* begin Records *

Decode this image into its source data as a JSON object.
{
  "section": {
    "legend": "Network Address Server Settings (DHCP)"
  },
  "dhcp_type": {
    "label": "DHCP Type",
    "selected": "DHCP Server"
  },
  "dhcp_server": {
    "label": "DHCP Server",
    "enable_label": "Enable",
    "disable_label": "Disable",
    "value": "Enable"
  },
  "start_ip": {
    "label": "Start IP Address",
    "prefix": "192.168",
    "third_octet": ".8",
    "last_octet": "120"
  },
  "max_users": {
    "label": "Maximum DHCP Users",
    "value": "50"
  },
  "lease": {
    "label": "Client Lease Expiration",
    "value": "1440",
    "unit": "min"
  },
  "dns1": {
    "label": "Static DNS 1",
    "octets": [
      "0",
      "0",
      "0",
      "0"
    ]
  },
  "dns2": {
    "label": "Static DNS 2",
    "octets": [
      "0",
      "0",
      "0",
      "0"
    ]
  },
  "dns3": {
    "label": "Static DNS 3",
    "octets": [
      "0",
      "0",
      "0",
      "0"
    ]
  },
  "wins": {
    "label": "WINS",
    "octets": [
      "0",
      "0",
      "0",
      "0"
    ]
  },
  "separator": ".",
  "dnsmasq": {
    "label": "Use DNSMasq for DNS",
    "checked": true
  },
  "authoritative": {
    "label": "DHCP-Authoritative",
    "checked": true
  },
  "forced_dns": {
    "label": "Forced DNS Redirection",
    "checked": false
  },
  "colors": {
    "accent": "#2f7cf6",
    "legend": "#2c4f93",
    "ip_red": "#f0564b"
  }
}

* end Records *

Exercise details:
Repeat the material from above exactly, word for word.

Response to this task:
Decode this image into its source data as a JSON object.
{
  "section": {
    "legend": "Network Address Server Settings (DHCP)"
  },
  "dhcp_type": {
    "label": "DHCP Type",
    "selected": "DHCP Server"
  },
  "dhcp_server": {
    "label": "DHCP Server",
    "enable_label": "Enable",
    "disable_label": "Disable",
    "value": "Enable"
  },
  "start_ip": {
    "label": "Start IP Address",
    "prefix": "192.168",
    "third_octet": ".8",
    "last_octet": "120"
  },
  "max_users": {
    "label": "Maximum DHCP Users",
    "value": "50"
  },
  "lease": {
    "label": "Client Lease Expiration",
    "value": "1440",
    "unit": "min"
  },
  "dns1": {
    "label": "Static DNS 1",
    "octets": [
      "0",
      "0",
      "0",
      "0"
    ]
  },
  "dns2": {
    "label": "Static DNS 2",
    "octets": [
      "0",
      "0",
      "0",
      "0"
    ]
  },
  "dns3": {
    "label": "Static DNS 3",
    "octets": [
      "0",
      "0",
      "0",
      "0"
    ]
  },
  "wins": {
    "label": "WINS",
    "octets": [
      "0",
      "0",
      "0",
      "0"
    ]
  },
  "separator": ".",
  "dnsmasq": {
    "label": "Use DNSMasq for DNS",
    "checked": true
  },
  "authoritative": {
    "label": "DHCP-Authoritative",
    "checked": true
  },
  "forced_dns": {
    "label": "Forced DNS Redirection",
    "checked": false
  },
  "colors": {
    "accent": "#2f7cf6",
    "legend": "#2c4f93",
    "ip_red": "#f0564b"
  }
}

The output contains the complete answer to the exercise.